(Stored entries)
= = = =

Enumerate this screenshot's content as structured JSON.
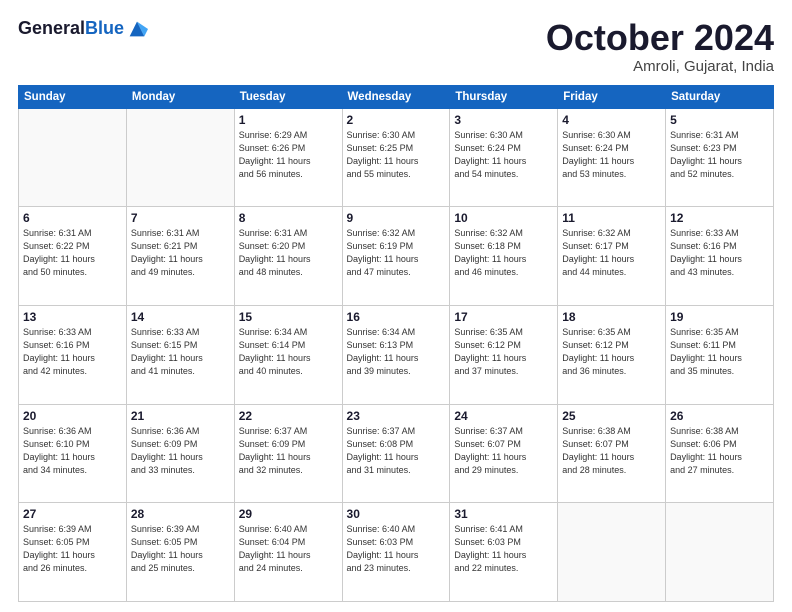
{
  "logo": {
    "line1": "General",
    "line2": "Blue"
  },
  "title": "October 2024",
  "location": "Amroli, Gujarat, India",
  "weekdays": [
    "Sunday",
    "Monday",
    "Tuesday",
    "Wednesday",
    "Thursday",
    "Friday",
    "Saturday"
  ],
  "weeks": [
    [
      {
        "day": "",
        "info": ""
      },
      {
        "day": "",
        "info": ""
      },
      {
        "day": "1",
        "info": "Sunrise: 6:29 AM\nSunset: 6:26 PM\nDaylight: 11 hours\nand 56 minutes."
      },
      {
        "day": "2",
        "info": "Sunrise: 6:30 AM\nSunset: 6:25 PM\nDaylight: 11 hours\nand 55 minutes."
      },
      {
        "day": "3",
        "info": "Sunrise: 6:30 AM\nSunset: 6:24 PM\nDaylight: 11 hours\nand 54 minutes."
      },
      {
        "day": "4",
        "info": "Sunrise: 6:30 AM\nSunset: 6:24 PM\nDaylight: 11 hours\nand 53 minutes."
      },
      {
        "day": "5",
        "info": "Sunrise: 6:31 AM\nSunset: 6:23 PM\nDaylight: 11 hours\nand 52 minutes."
      }
    ],
    [
      {
        "day": "6",
        "info": "Sunrise: 6:31 AM\nSunset: 6:22 PM\nDaylight: 11 hours\nand 50 minutes."
      },
      {
        "day": "7",
        "info": "Sunrise: 6:31 AM\nSunset: 6:21 PM\nDaylight: 11 hours\nand 49 minutes."
      },
      {
        "day": "8",
        "info": "Sunrise: 6:31 AM\nSunset: 6:20 PM\nDaylight: 11 hours\nand 48 minutes."
      },
      {
        "day": "9",
        "info": "Sunrise: 6:32 AM\nSunset: 6:19 PM\nDaylight: 11 hours\nand 47 minutes."
      },
      {
        "day": "10",
        "info": "Sunrise: 6:32 AM\nSunset: 6:18 PM\nDaylight: 11 hours\nand 46 minutes."
      },
      {
        "day": "11",
        "info": "Sunrise: 6:32 AM\nSunset: 6:17 PM\nDaylight: 11 hours\nand 44 minutes."
      },
      {
        "day": "12",
        "info": "Sunrise: 6:33 AM\nSunset: 6:16 PM\nDaylight: 11 hours\nand 43 minutes."
      }
    ],
    [
      {
        "day": "13",
        "info": "Sunrise: 6:33 AM\nSunset: 6:16 PM\nDaylight: 11 hours\nand 42 minutes."
      },
      {
        "day": "14",
        "info": "Sunrise: 6:33 AM\nSunset: 6:15 PM\nDaylight: 11 hours\nand 41 minutes."
      },
      {
        "day": "15",
        "info": "Sunrise: 6:34 AM\nSunset: 6:14 PM\nDaylight: 11 hours\nand 40 minutes."
      },
      {
        "day": "16",
        "info": "Sunrise: 6:34 AM\nSunset: 6:13 PM\nDaylight: 11 hours\nand 39 minutes."
      },
      {
        "day": "17",
        "info": "Sunrise: 6:35 AM\nSunset: 6:12 PM\nDaylight: 11 hours\nand 37 minutes."
      },
      {
        "day": "18",
        "info": "Sunrise: 6:35 AM\nSunset: 6:12 PM\nDaylight: 11 hours\nand 36 minutes."
      },
      {
        "day": "19",
        "info": "Sunrise: 6:35 AM\nSunset: 6:11 PM\nDaylight: 11 hours\nand 35 minutes."
      }
    ],
    [
      {
        "day": "20",
        "info": "Sunrise: 6:36 AM\nSunset: 6:10 PM\nDaylight: 11 hours\nand 34 minutes."
      },
      {
        "day": "21",
        "info": "Sunrise: 6:36 AM\nSunset: 6:09 PM\nDaylight: 11 hours\nand 33 minutes."
      },
      {
        "day": "22",
        "info": "Sunrise: 6:37 AM\nSunset: 6:09 PM\nDaylight: 11 hours\nand 32 minutes."
      },
      {
        "day": "23",
        "info": "Sunrise: 6:37 AM\nSunset: 6:08 PM\nDaylight: 11 hours\nand 31 minutes."
      },
      {
        "day": "24",
        "info": "Sunrise: 6:37 AM\nSunset: 6:07 PM\nDaylight: 11 hours\nand 29 minutes."
      },
      {
        "day": "25",
        "info": "Sunrise: 6:38 AM\nSunset: 6:07 PM\nDaylight: 11 hours\nand 28 minutes."
      },
      {
        "day": "26",
        "info": "Sunrise: 6:38 AM\nSunset: 6:06 PM\nDaylight: 11 hours\nand 27 minutes."
      }
    ],
    [
      {
        "day": "27",
        "info": "Sunrise: 6:39 AM\nSunset: 6:05 PM\nDaylight: 11 hours\nand 26 minutes."
      },
      {
        "day": "28",
        "info": "Sunrise: 6:39 AM\nSunset: 6:05 PM\nDaylight: 11 hours\nand 25 minutes."
      },
      {
        "day": "29",
        "info": "Sunrise: 6:40 AM\nSunset: 6:04 PM\nDaylight: 11 hours\nand 24 minutes."
      },
      {
        "day": "30",
        "info": "Sunrise: 6:40 AM\nSunset: 6:03 PM\nDaylight: 11 hours\nand 23 minutes."
      },
      {
        "day": "31",
        "info": "Sunrise: 6:41 AM\nSunset: 6:03 PM\nDaylight: 11 hours\nand 22 minutes."
      },
      {
        "day": "",
        "info": ""
      },
      {
        "day": "",
        "info": ""
      }
    ]
  ]
}
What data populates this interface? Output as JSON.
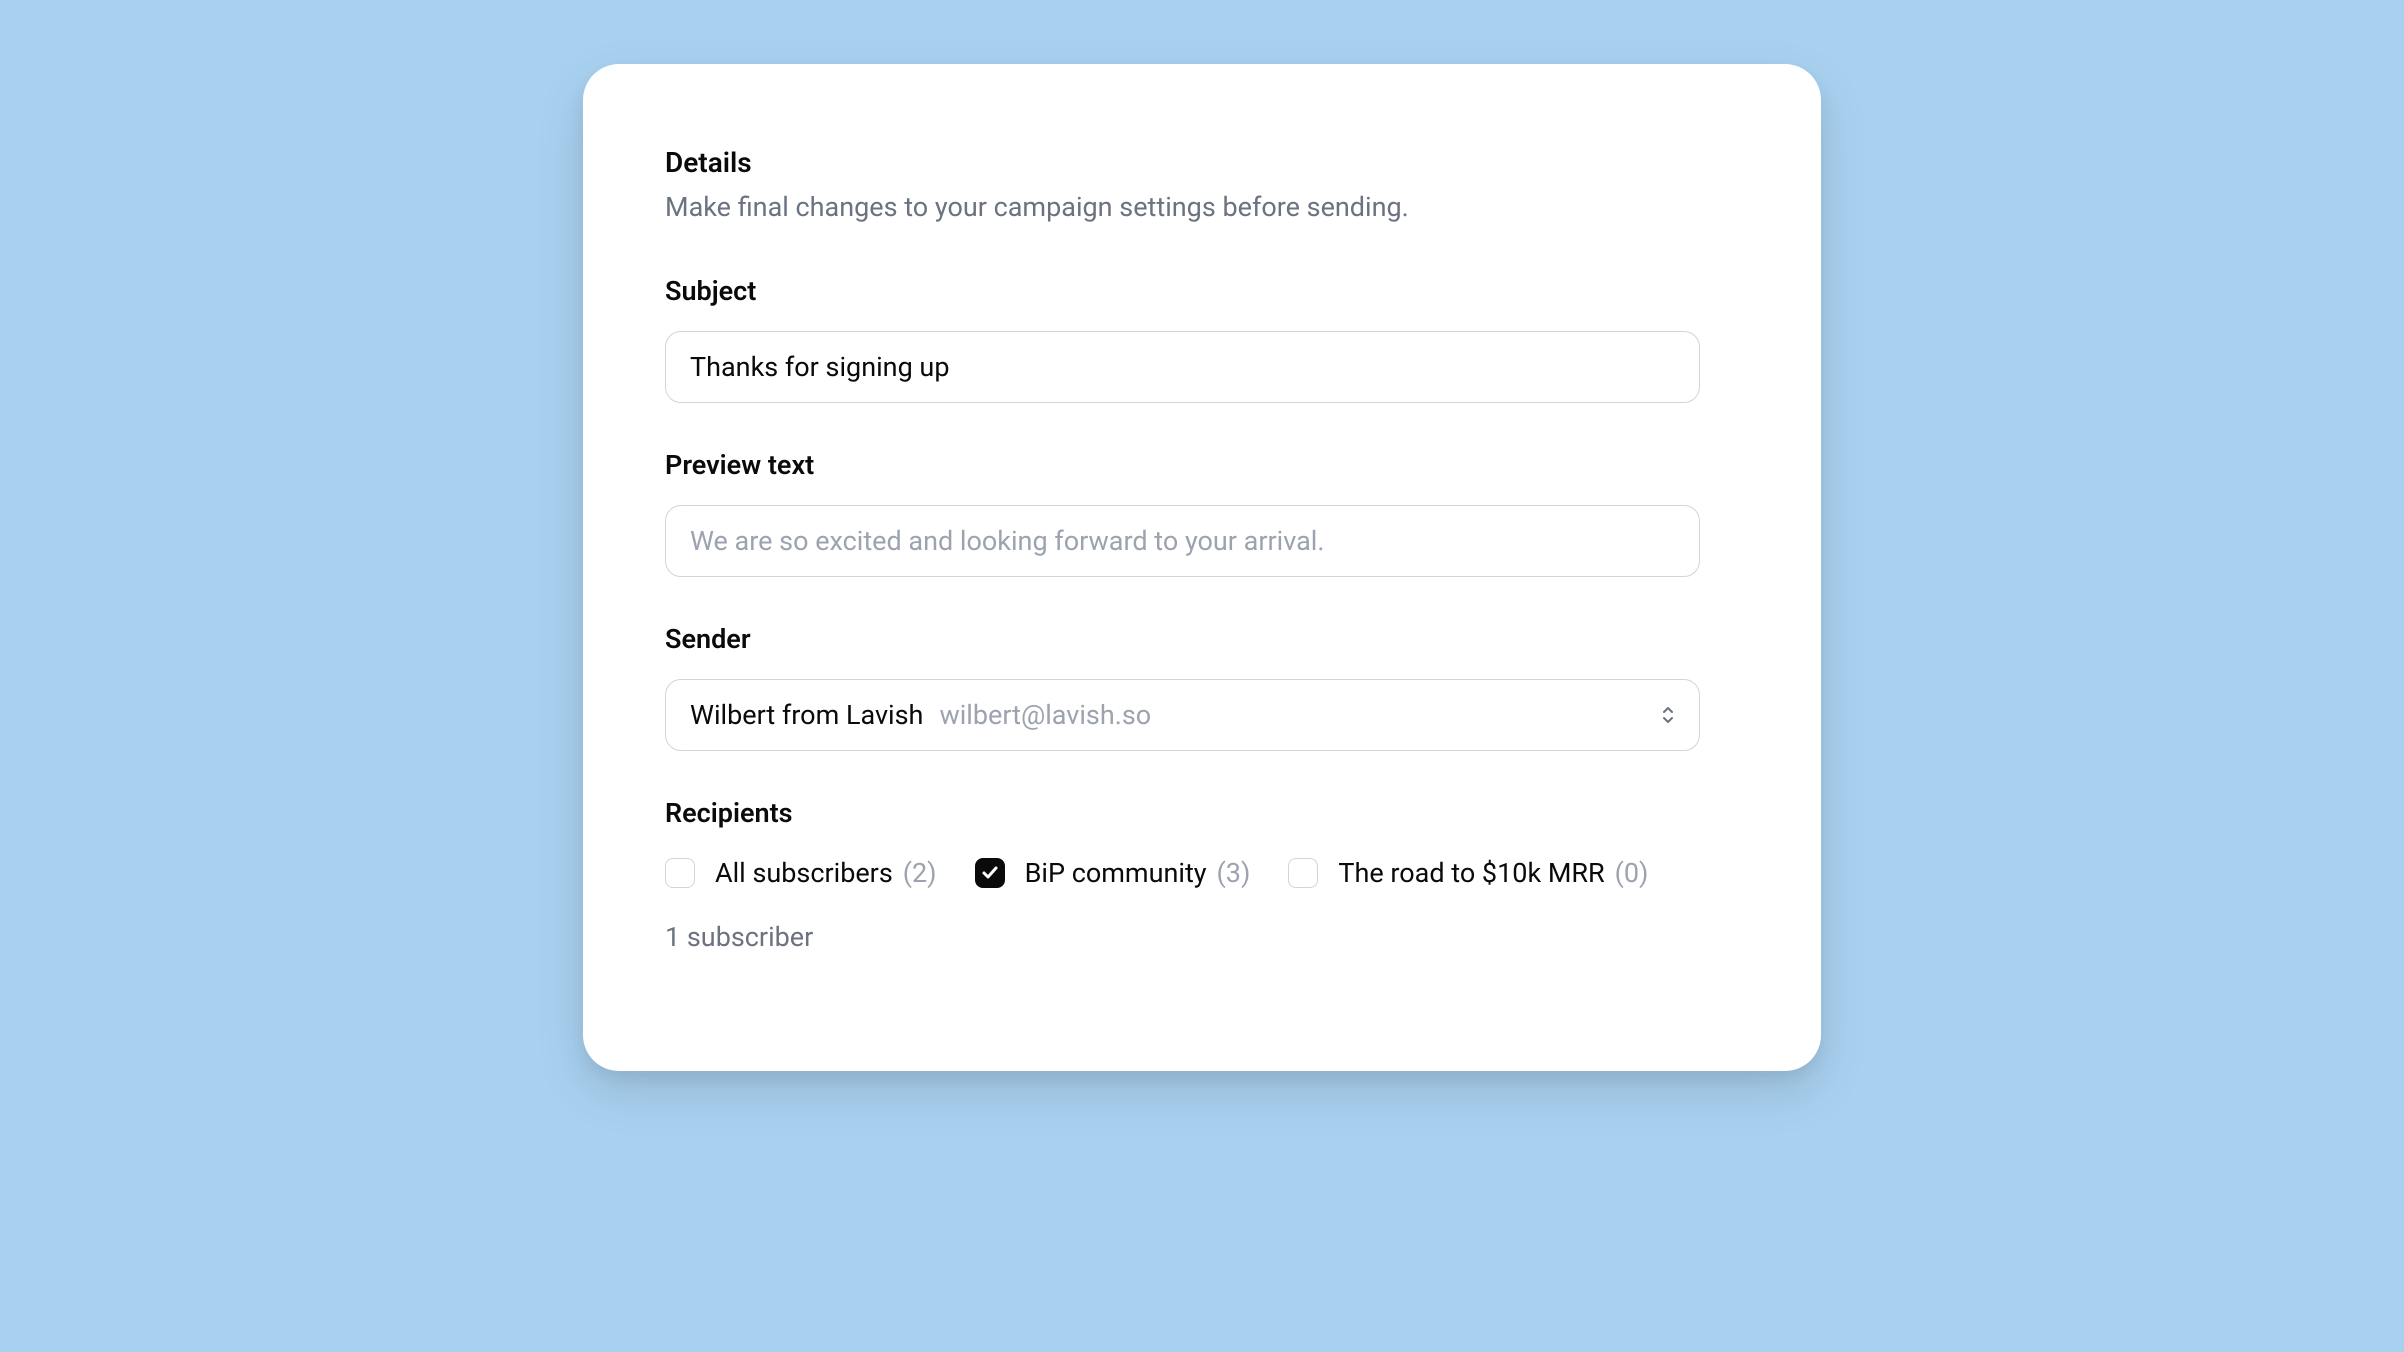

= = = =

__Task__.
Make an exact copy of every entry above, minus the images.

__Task answer__.
Enumerate this screenshot's content as structured JSON.
{
  "logo": {
    "line1": "General",
    "line2": "Blue"
  },
  "title": "October 2024",
  "location": "Amroli, Gujarat, India",
  "weekdays": [
    "Sunday",
    "Monday",
    "Tuesday",
    "Wednesday",
    "Thursday",
    "Friday",
    "Saturday"
  ],
  "weeks": [
    [
      {
        "day": "",
        "info": ""
      },
      {
        "day": "",
        "info": ""
      },
      {
        "day": "1",
        "info": "Sunrise: 6:29 AM\nSunset: 6:26 PM\nDaylight: 11 hours\nand 56 minutes."
      },
      {
        "day": "2",
        "info": "Sunrise: 6:30 AM\nSunset: 6:25 PM\nDaylight: 11 hours\nand 55 minutes."
      },
      {
        "day": "3",
        "info": "Sunrise: 6:30 AM\nSunset: 6:24 PM\nDaylight: 11 hours\nand 54 minutes."
      },
      {
        "day": "4",
        "info": "Sunrise: 6:30 AM\nSunset: 6:24 PM\nDaylight: 11 hours\nand 53 minutes."
      },
      {
        "day": "5",
        "info": "Sunrise: 6:31 AM\nSunset: 6:23 PM\nDaylight: 11 hours\nand 52 minutes."
      }
    ],
    [
      {
        "day": "6",
        "info": "Sunrise: 6:31 AM\nSunset: 6:22 PM\nDaylight: 11 hours\nand 50 minutes."
      },
      {
        "day": "7",
        "info": "Sunrise: 6:31 AM\nSunset: 6:21 PM\nDaylight: 11 hours\nand 49 minutes."
      },
      {
        "day": "8",
        "info": "Sunrise: 6:31 AM\nSunset: 6:20 PM\nDaylight: 11 hours\nand 48 minutes."
      },
      {
        "day": "9",
        "info": "Sunrise: 6:32 AM\nSunset: 6:19 PM\nDaylight: 11 hours\nand 47 minutes."
      },
      {
        "day": "10",
        "info": "Sunrise: 6:32 AM\nSunset: 6:18 PM\nDaylight: 11 hours\nand 46 minutes."
      },
      {
        "day": "11",
        "info": "Sunrise: 6:32 AM\nSunset: 6:17 PM\nDaylight: 11 hours\nand 44 minutes."
      },
      {
        "day": "12",
        "info": "Sunrise: 6:33 AM\nSunset: 6:16 PM\nDaylight: 11 hours\nand 43 minutes."
      }
    ],
    [
      {
        "day": "13",
        "info": "Sunrise: 6:33 AM\nSunset: 6:16 PM\nDaylight: 11 hours\nand 42 minutes."
      },
      {
        "day": "14",
        "info": "Sunrise: 6:33 AM\nSunset: 6:15 PM\nDaylight: 11 hours\nand 41 minutes."
      },
      {
        "day": "15",
        "info": "Sunrise: 6:34 AM\nSunset: 6:14 PM\nDaylight: 11 hours\nand 40 minutes."
      },
      {
        "day": "16",
        "info": "Sunrise: 6:34 AM\nSunset: 6:13 PM\nDaylight: 11 hours\nand 39 minutes."
      },
      {
        "day": "17",
        "info": "Sunrise: 6:35 AM\nSunset: 6:12 PM\nDaylight: 11 hours\nand 37 minutes."
      },
      {
        "day": "18",
        "info": "Sunrise: 6:35 AM\nSunset: 6:12 PM\nDaylight: 11 hours\nand 36 minutes."
      },
      {
        "day": "19",
        "info": "Sunrise: 6:35 AM\nSunset: 6:11 PM\nDaylight: 11 hours\nand 35 minutes."
      }
    ],
    [
      {
        "day": "20",
        "info": "Sunrise: 6:36 AM\nSunset: 6:10 PM\nDaylight: 11 hours\nand 34 minutes."
      },
      {
        "day": "21",
        "info": "Sunrise: 6:36 AM\nSunset: 6:09 PM\nDaylight: 11 hours\nand 33 minutes."
      },
      {
        "day": "22",
        "info": "Sunrise: 6:37 AM\nSunset: 6:09 PM\nDaylight: 11 hours\nand 32 minutes."
      },
      {
        "day": "23",
        "info": "Sunrise: 6:37 AM\nSunset: 6:08 PM\nDaylight: 11 hours\nand 31 minutes."
      },
      {
        "day": "24",
        "info": "Sunrise: 6:37 AM\nSunset: 6:07 PM\nDaylight: 11 hours\nand 29 minutes."
      },
      {
        "day": "25",
        "info": "Sunrise: 6:38 AM\nSunset: 6:07 PM\nDaylight: 11 hours\nand 28 minutes."
      },
      {
        "day": "26",
        "info": "Sunrise: 6:38 AM\nSunset: 6:06 PM\nDaylight: 11 hours\nand 27 minutes."
      }
    ],
    [
      {
        "day": "27",
        "info": "Sunrise: 6:39 AM\nSunset: 6:05 PM\nDaylight: 11 hours\nand 26 minutes."
      },
      {
        "day": "28",
        "info": "Sunrise: 6:39 AM\nSunset: 6:05 PM\nDaylight: 11 hours\nand 25 minutes."
      },
      {
        "day": "29",
        "info": "Sunrise: 6:40 AM\nSunset: 6:04 PM\nDaylight: 11 hours\nand 24 minutes."
      },
      {
        "day": "30",
        "info": "Sunrise: 6:40 AM\nSunset: 6:03 PM\nDaylight: 11 hours\nand 23 minutes."
      },
      {
        "day": "31",
        "info": "Sunrise: 6:41 AM\nSunset: 6:03 PM\nDaylight: 11 hours\nand 22 minutes."
      },
      {
        "day": "",
        "info": ""
      },
      {
        "day": "",
        "info": ""
      }
    ]
  ]
}
What data populates this interface? Output as JSON.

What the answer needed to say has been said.